▶

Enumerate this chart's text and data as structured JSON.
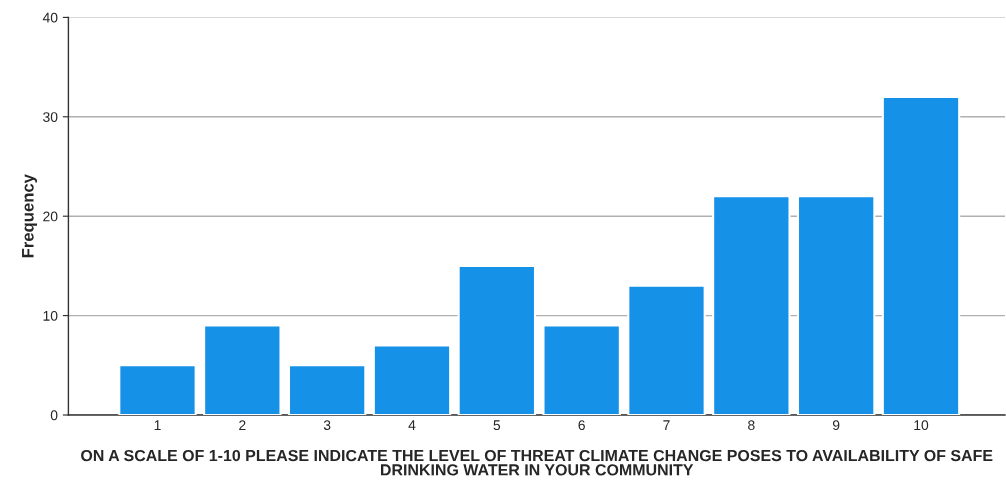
{
  "chart_data": {
    "type": "bar",
    "xlabel": "ON A SCALE OF 1-10 PLEASE INDICATE THE LEVEL OF THREAT CLIMATE CHANGE POSES TO AVAILABILITY OF SAFE DRINKING WATER IN YOUR COMMUNITY",
    "ylabel": "Frequency",
    "categories": [
      "1",
      "2",
      "3",
      "4",
      "5",
      "6",
      "7",
      "8",
      "9",
      "10"
    ],
    "values": [
      5,
      9,
      5,
      7,
      15,
      9,
      13,
      22,
      22,
      32
    ],
    "color": "#1591e8",
    "ylim": [
      0,
      40
    ],
    "yticks": [
      0,
      10,
      20,
      30,
      40
    ],
    "grid": "y"
  }
}
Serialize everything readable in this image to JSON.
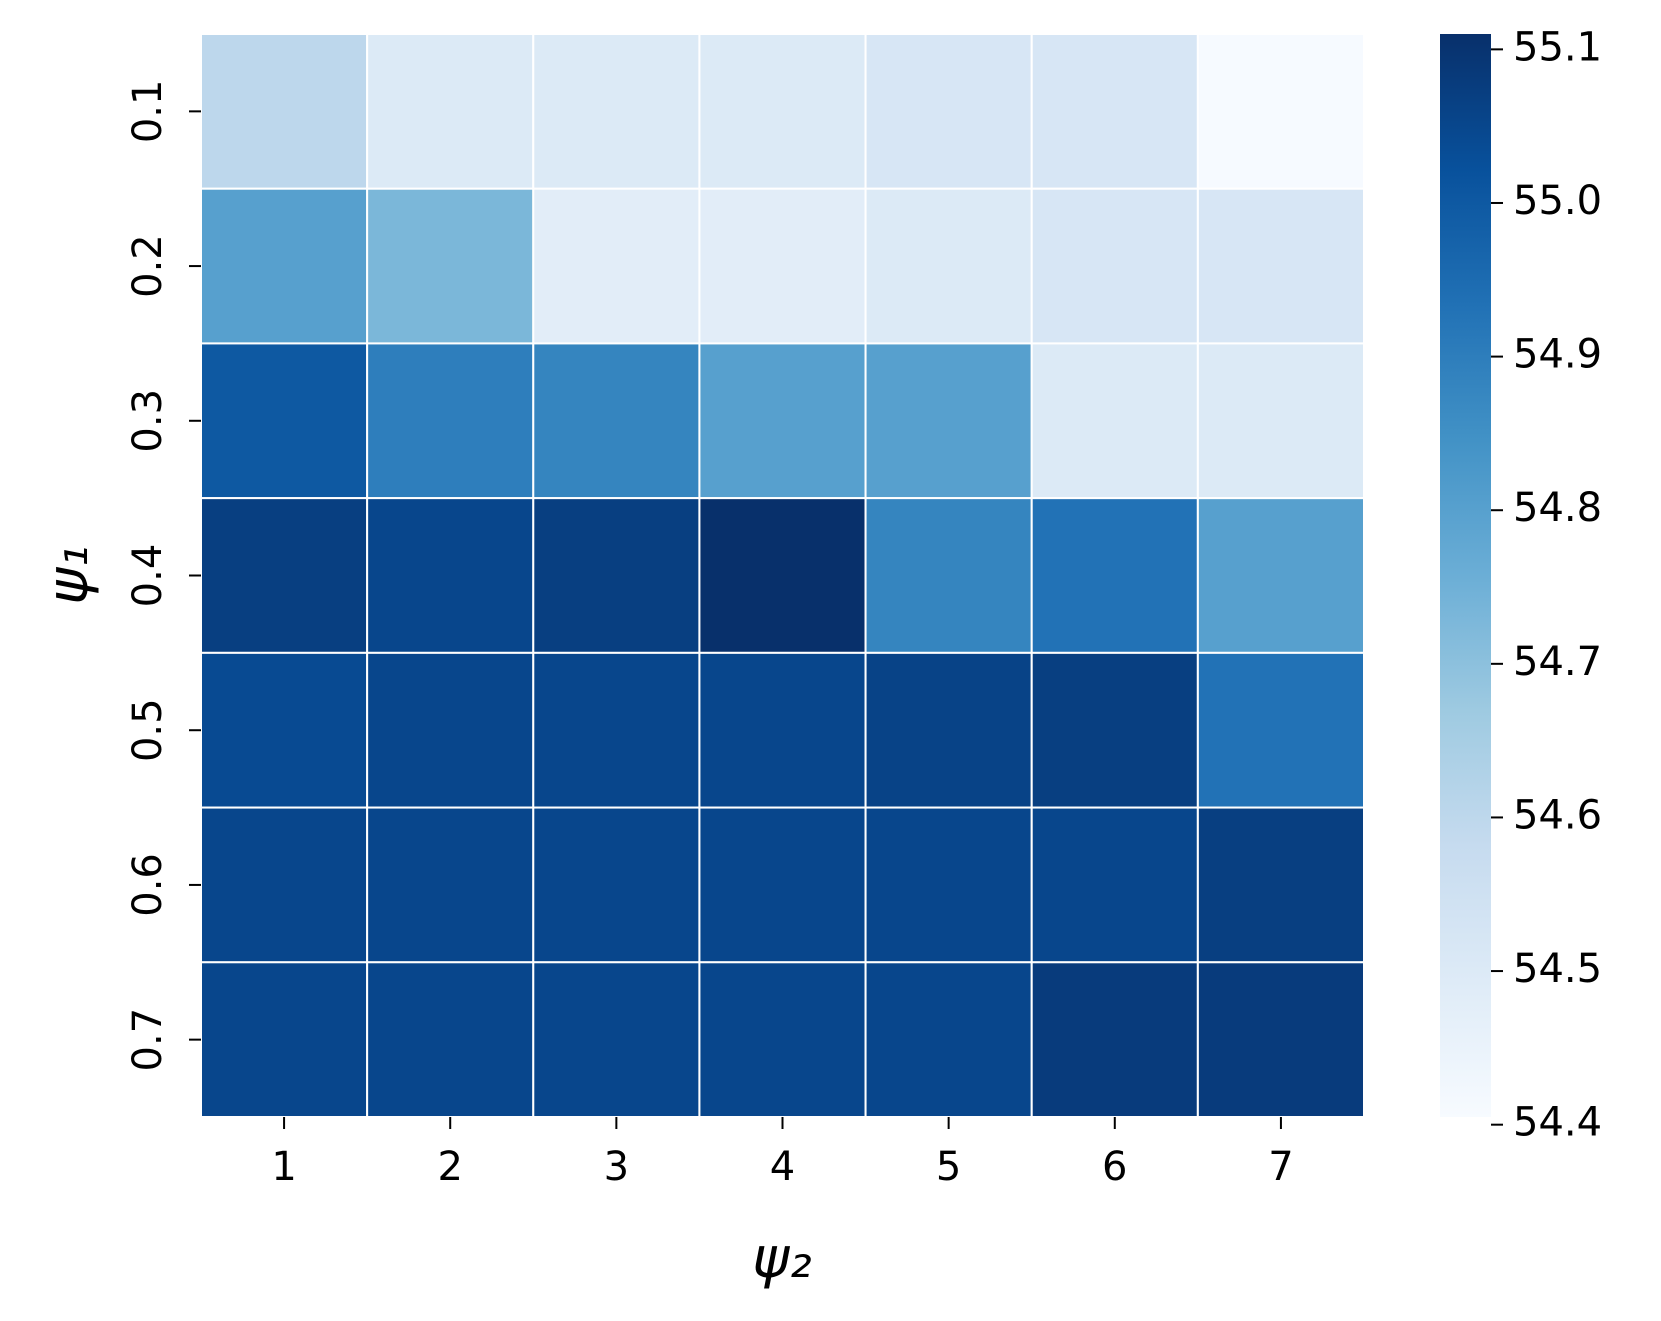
{
  "chart_data": {
    "type": "heatmap",
    "x_label": "ψ₂",
    "y_label": "ψ₁",
    "x_categories": [
      "1",
      "2",
      "3",
      "4",
      "5",
      "6",
      "7"
    ],
    "y_categories": [
      "0.1",
      "0.2",
      "0.3",
      "0.4",
      "0.5",
      "0.6",
      "0.7"
    ],
    "values": [
      [
        54.6,
        54.5,
        54.5,
        54.5,
        54.52,
        54.52,
        54.41
      ],
      [
        54.8,
        54.73,
        54.48,
        54.48,
        54.5,
        54.52,
        54.52
      ],
      [
        55.0,
        54.9,
        54.88,
        54.8,
        54.8,
        54.5,
        54.5
      ],
      [
        55.07,
        55.05,
        55.07,
        55.11,
        54.88,
        54.93,
        54.8
      ],
      [
        55.04,
        55.05,
        55.05,
        55.05,
        55.06,
        55.07,
        54.93
      ],
      [
        55.05,
        55.05,
        55.05,
        55.05,
        55.05,
        55.05,
        55.07
      ],
      [
        55.05,
        55.05,
        55.05,
        55.05,
        55.05,
        55.08,
        55.08
      ]
    ],
    "colormap": [
      "#f7fbff",
      "#deebf7",
      "#c6dbef",
      "#9ecae1",
      "#6baed6",
      "#4292c6",
      "#2171b5",
      "#08519c",
      "#08306b"
    ],
    "clim": [
      54.405,
      55.11
    ],
    "cticks": [
      54.4,
      54.5,
      54.6,
      54.7,
      54.8,
      54.9,
      {
        "value": 55.0,
        "label": "55.0"
      },
      55.1
    ]
  }
}
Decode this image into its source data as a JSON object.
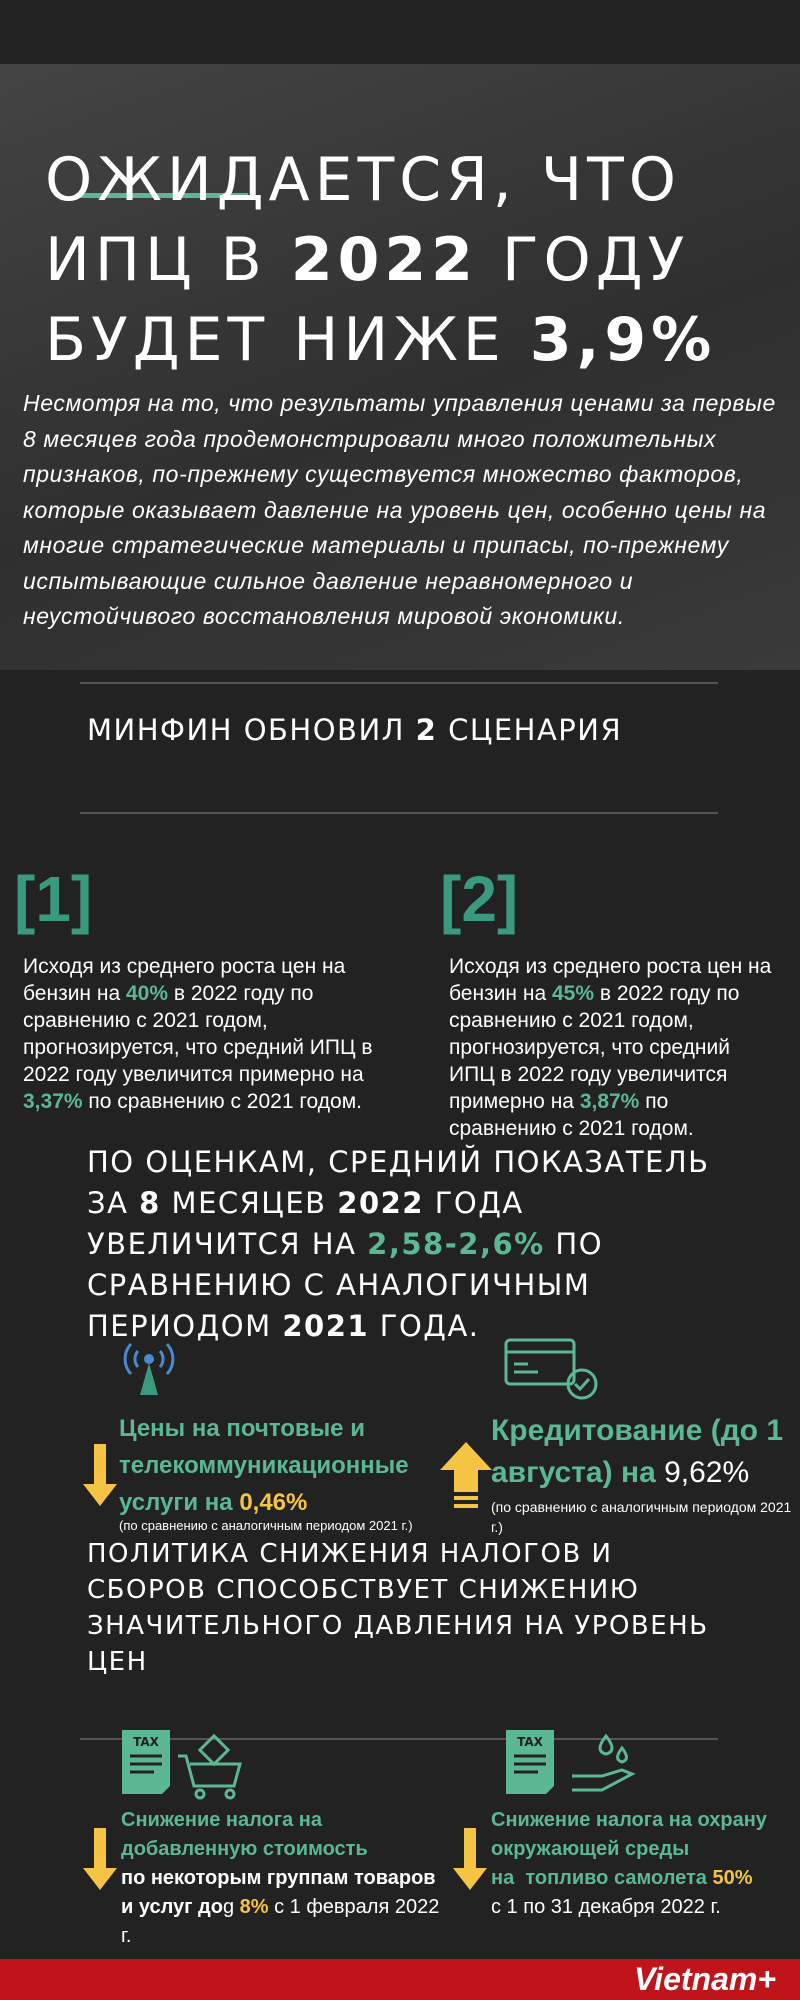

◀

- [Task requirements]: Go through the entries and return each line where the word "image" appears.

- [Final result]:
Serialize everything readable in this image to JSON.
Decode this image into its source data as a JSON object.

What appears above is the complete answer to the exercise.